◆ **Brief A**
In the essay about the post-Katrina family, how many individuals made up the close-knit family network?
◆ **Brief B**
Write the next part of the essay about the post-Katrina family, starting where it stops.

◆ **Text section**
--*--

Shortly after the broken levees drowned New Orleans, I began a collaborative project with a gifted filmmaker to document the post-Katrina lives of a large African American family from St. Bernard Parish, just outside the city. Over the next 20 months, Ginny Martin and I worked to capture the process of recovery as it unfolded. (Our film, Still Waiting: Life After Katrina, will air on most PBS stations very soon).

This two-year commitment has been the most humbling experience of my life. I have learned how much ordinarily self-reliant Americans - people who have done everything right - can be made dependent on bureaucracies that hold their futures inside complex and unresponsive maze ways.

The 150 individuals in this close-knit family network were homeowners, they had jobs and remain devout Baptists and Catholics.

Our work exposed us to their hardships and to their character in ways that outsiders rarely glimpse - their grief and sadness, their dislocation and culture shock in Dallas, their ritual gatherings to share each other's home-cooked food, their optimism and resolve to return home, their brave acceptance of the devastation, chaos and unending heaps of paperwork to which they returned, their patience with the system that promised them what it has not delivered.

The reality of this family's self-reliance, their patience during a time of prolonged stress and difficulty, is a model of American fortitude.

Yet in my Colorado neighborhood, in my Missouri hometown and in my adopted home in Texas where the concern for self-reliance is enthusiastically promoted, few people I know recognize the philosophical and moral kinship they share with families like this.

--*--

◆ **Supplied records**
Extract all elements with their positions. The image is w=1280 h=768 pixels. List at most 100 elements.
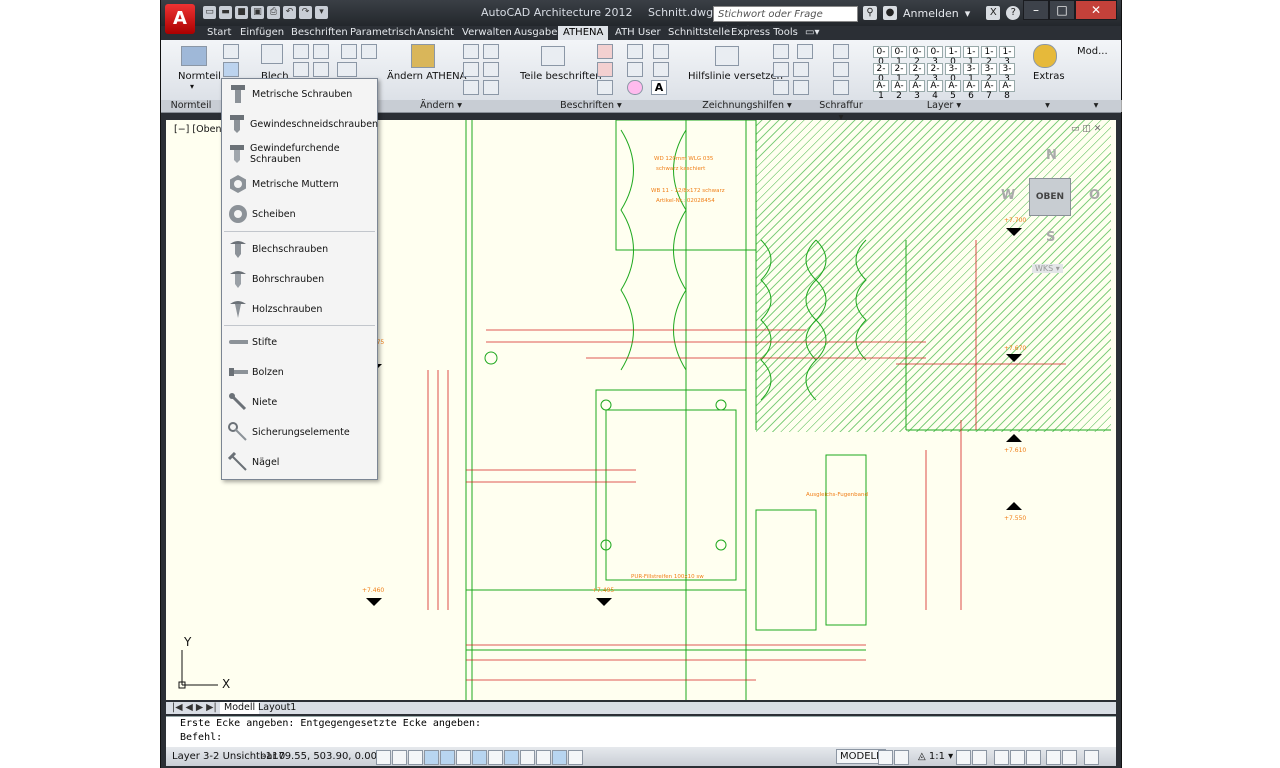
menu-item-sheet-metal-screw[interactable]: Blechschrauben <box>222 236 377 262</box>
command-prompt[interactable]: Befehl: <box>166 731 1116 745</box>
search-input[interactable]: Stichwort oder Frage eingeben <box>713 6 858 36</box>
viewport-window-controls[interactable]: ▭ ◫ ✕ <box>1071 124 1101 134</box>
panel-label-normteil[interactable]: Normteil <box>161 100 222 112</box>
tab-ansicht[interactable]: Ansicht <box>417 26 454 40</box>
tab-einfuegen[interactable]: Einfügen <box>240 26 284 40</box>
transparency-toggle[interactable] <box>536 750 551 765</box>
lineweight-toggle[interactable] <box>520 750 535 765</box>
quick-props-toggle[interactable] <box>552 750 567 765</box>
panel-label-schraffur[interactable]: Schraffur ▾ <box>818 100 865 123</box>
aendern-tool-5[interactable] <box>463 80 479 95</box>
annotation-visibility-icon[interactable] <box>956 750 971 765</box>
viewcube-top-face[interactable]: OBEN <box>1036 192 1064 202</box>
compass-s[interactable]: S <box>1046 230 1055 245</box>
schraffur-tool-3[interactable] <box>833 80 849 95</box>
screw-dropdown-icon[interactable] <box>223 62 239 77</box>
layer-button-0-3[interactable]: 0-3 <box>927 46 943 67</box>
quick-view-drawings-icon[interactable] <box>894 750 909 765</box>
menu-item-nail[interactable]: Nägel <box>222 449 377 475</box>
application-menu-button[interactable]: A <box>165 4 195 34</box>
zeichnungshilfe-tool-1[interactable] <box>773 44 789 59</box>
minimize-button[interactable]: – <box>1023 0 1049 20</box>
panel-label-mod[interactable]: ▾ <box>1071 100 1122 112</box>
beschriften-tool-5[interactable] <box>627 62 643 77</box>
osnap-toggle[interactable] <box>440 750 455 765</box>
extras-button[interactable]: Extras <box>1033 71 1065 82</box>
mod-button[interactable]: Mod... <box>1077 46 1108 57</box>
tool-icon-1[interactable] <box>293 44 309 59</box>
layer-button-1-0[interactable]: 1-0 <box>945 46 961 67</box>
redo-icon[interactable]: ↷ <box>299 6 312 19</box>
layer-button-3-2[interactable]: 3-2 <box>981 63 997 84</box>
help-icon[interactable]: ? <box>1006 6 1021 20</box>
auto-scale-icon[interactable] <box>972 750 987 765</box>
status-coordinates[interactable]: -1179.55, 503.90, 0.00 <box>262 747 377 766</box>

--*--

◆ **Final answer A**
150 individuals.

◆ **Final answer B**
Many people of goodwill and intelligence instead confess to me their weariness with the Katrina story. I believe this Katrina fatigue exists because we allow ourselves to deny our connection to the people who are still suffering.

I ask those who doubt the need to care, to look harder and look deeper: the people hurt by Katrina are just like us. It is the distance we create that allows us to avoid this critical truth.

If we are to speak about American values and hold ourselves up as a hardworking, self-reliant people, we cannot in good faith ignore those who have lived by this code and who are still struggling to rebuild their lives in the midst of one of this country's greatest betrayals.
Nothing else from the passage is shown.